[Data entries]
────────────────────

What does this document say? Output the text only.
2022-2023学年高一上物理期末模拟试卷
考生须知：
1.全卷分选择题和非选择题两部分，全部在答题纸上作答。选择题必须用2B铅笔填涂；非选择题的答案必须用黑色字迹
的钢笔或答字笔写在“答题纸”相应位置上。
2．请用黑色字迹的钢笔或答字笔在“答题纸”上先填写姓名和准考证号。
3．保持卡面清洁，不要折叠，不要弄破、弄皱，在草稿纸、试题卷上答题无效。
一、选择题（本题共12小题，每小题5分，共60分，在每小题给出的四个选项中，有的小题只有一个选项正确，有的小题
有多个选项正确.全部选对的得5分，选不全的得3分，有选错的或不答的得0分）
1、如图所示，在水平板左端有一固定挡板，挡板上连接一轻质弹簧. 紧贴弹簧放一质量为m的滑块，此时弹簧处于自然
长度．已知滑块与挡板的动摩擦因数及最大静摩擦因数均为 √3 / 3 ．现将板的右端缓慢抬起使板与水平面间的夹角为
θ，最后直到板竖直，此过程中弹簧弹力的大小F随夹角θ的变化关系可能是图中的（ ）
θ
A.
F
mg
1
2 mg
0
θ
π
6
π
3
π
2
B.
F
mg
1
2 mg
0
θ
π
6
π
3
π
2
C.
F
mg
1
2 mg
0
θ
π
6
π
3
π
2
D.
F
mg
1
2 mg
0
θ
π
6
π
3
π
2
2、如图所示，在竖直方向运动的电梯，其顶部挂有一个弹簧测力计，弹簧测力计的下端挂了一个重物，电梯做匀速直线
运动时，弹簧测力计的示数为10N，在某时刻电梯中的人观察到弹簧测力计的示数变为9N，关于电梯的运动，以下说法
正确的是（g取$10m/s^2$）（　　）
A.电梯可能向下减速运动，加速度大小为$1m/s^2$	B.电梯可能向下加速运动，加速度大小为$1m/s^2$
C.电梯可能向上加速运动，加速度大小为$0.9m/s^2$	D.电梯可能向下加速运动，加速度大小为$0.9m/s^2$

────────────────────

WHAT YOU WILL DO:
From the records above, extract each line exactly as shown.

FINAL RESULT:
What does this document say? Output the text only.
2022-2023学年高一上物理期末模拟试卷
考生须知：
1.全卷分选择题和非选择题两部分，全部在答题纸上作答。选择题必须用2B铅笔填涂；非选择题的答案必须用黑色字迹
的钢笔或答字笔写在“答题纸”相应位置上。
2．请用黑色字迹的钢笔或答字笔在“答题纸”上先填写姓名和准考证号。
3．保持卡面清洁，不要折叠，不要弄破、弄皱，在草稿纸、试题卷上答题无效。
一、选择题（本题共12小题，每小题5分，共60分，在每小题给出的四个选项中，有的小题只有一个选项正确，有的小题
有多个选项正确.全部选对的得5分，选不全的得3分，有选错的或不答的得0分）
1、如图所示，在水平板左端有一固定挡板，挡板上连接一轻质弹簧. 紧贴弹簧放一质量为m的滑块，此时弹簧处于自然
长度．已知滑块与挡板的动摩擦因数及最大静摩擦因数均为 √3 / 3 ．现将板的右端缓慢抬起使板与水平面间的夹角为
θ，最后直到板竖直，此过程中弹簧弹力的大小F随夹角θ的变化关系可能是图中的（ ）
θ
A.
F
mg
1
2 mg
0
θ
π
6
π
3
π
2
B.
F
mg
1
2 mg
0
θ
π
6
π
3
π
2
C.
F
mg
1
2 mg
0
θ
π
6
π
3
π
2
D.
F
mg
1
2 mg
0
θ
π
6
π
3
π
2
2、如图所示，在竖直方向运动的电梯，其顶部挂有一个弹簧测力计，弹簧测力计的下端挂了一个重物，电梯做匀速直线
运动时，弹簧测力计的示数为10N，在某时刻电梯中的人观察到弹簧测力计的示数变为9N，关于电梯的运动，以下说法
正确的是（g取$10m/s^2$）（　　）
A.电梯可能向下减速运动，加速度大小为$1m/s^2$	B.电梯可能向下加速运动，加速度大小为$1m/s^2$
C.电梯可能向上加速运动，加速度大小为$0.9m/s^2$	D.电梯可能向下加速运动，加速度大小为$0.9m/s^2$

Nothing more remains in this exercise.